# MES max safe temp?



## jkc64 (Jul 31, 2013)

I have a MES30 & a MES40, the 30 does a good job I can set it at 275 and it will get there and more. It does have the usual swings but with a mav to montor it with I am happy with it. With the MES40 (stainless with window 1200w) I can set it for 275 and I'm lucky to hit 240. I am going to buy one of the auber pid units to bypass the factory controls. I still don't know what probe to get (RTD vs thermocouple) any thought on this are wecome. I was interested what the max safe temp for the smoker might be. Masterbuilts default max is 275 but I know that with a pid I can go much higher but I don't want to damage the box or insulation. Just interested what others might have done without issues 300,325,350? I will have very little need for these temps in my smoker but for chicken and hot and fast smokes it would be nice to know the limit to have a broader range of options.

Thanks for looking and any thoughts.

john


----------



## jkc64 (Aug 1, 2013)

anyone?


----------



## Bearcarver (Aug 1, 2013)

I can't tell you for sure how high is safe, but I wouldn't worry about 300*, because some of them are off that much & actually go to 300* on a Maverick when set at 275* on the MES.

Bear


----------



## foragefish (Aug 1, 2013)

I have a MES40, I thought about trying a custom controller to get more stable temps, but the question is "stable where?".  The upper left near the vent is MUCH cooler than the lower right at the heater. Even trying to stablize at 275F somewhere in the middle of the box (where the factory temperature sensor protrudes), the immediate area around the heater will be see temps much hotter than that while it's cycling on.

I suspect that the MES40  insulation is expanded polyurethane; from what I've read it is not really intended for 300F type temperatures. I'm actually happy that my box doesn't get to 275F (more like yours, I think 250 in the middle of the box), to avoid insulation damage.

I know if I prod the outer backside of my MES, the pushback from the insulation is different in the area around the heater; maybe it's already been cooked.

Mike


----------



## geerock (Aug 1, 2013)

Just to let you know that masterbuilt is well aware of the low temp issues from the bad controllers.  They have sent me an email verifying they are aware of the issue.  They may send you a replacement controller although they sent me one and it did the same thing.  I went to an auber PID and have rock solid temps but I have never tested the limits of the chamber above 280.  The gen2 mes units do have the poly foam insulation and not sure what temp limits are.  Its a shame that so many folks are having problems because masterbuilt can't supply a decent temp controller.


----------



## njfoses (Aug 1, 2013)

I use an auber pid with an rtd probe.  I started with a thermocouple model and did not have great luck with it.  The rtd probe is a bit slower to react to temp change (similar to my mav 732) but is much more stable and accurate.  I have smoked at 290 and did not have any issues i could see.

■ **Exercise requirements**: Please carry on the thread about the smoker's safe maximum temperature from the point where it stops. The lines after this thread aren't needed.

■ **Source data**:
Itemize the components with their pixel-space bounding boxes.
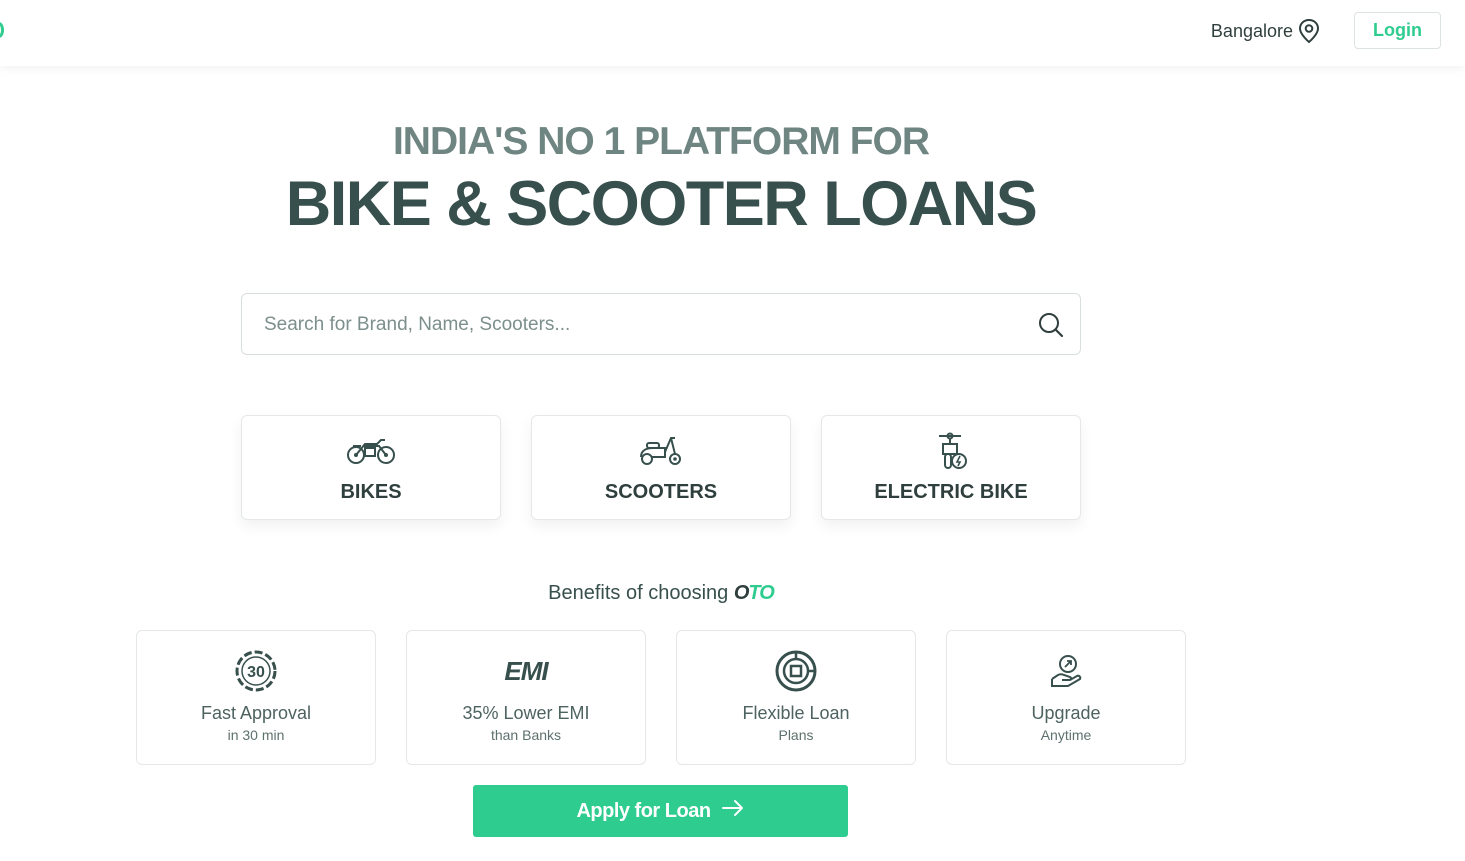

■ **Exercise response**:
----------



## jkc64 (Aug 1, 2013)

Thanks for the replies, I figure 300 should be ok. My MES30 will get to  300-307 doing a dry burn I just didn't know if anyone else had gone beyond that.Knowing how companys error on the side of caution it would most likely be good to 375 or more but set 275 as the safe limit out of caution. 300 would most likely be the max I might run it on select items and for short cooks. I tried to read the probe info and did a google search for rtd vs thermocouple but it was above my head. I like the KISS method for a lot more than just food.


----------



## daveomak (Aug 1, 2013)

jkc64 said:


> *Thanks for the replies, I figure 300 should be ok. My MES30 will get to  300-307 doing a dry burn* I just didn't know if anyone else had gone beyond that.Knowing how companys error on the side of caution it would most likely be good to 375 or more but set 275 as the safe limit out of caution. 300 would most likely be the max I might run it on select items and for short cooks. I tried to read the probe info and did a google search for rtd vs thermocouple but it was above my head. I like the KISS method for a lot more than just food.


jk, evening......  I don't understand......    You are not smoking food at 300 degrees.....   you are baking it......    Put it in the oven before you burn up the controls on your smoker.....   

Slow smoked meats are usually done at 180-250......  you can smoke it, put it in the oven to finish.....

Dave


----------



## jkc64 (Aug 1, 2013)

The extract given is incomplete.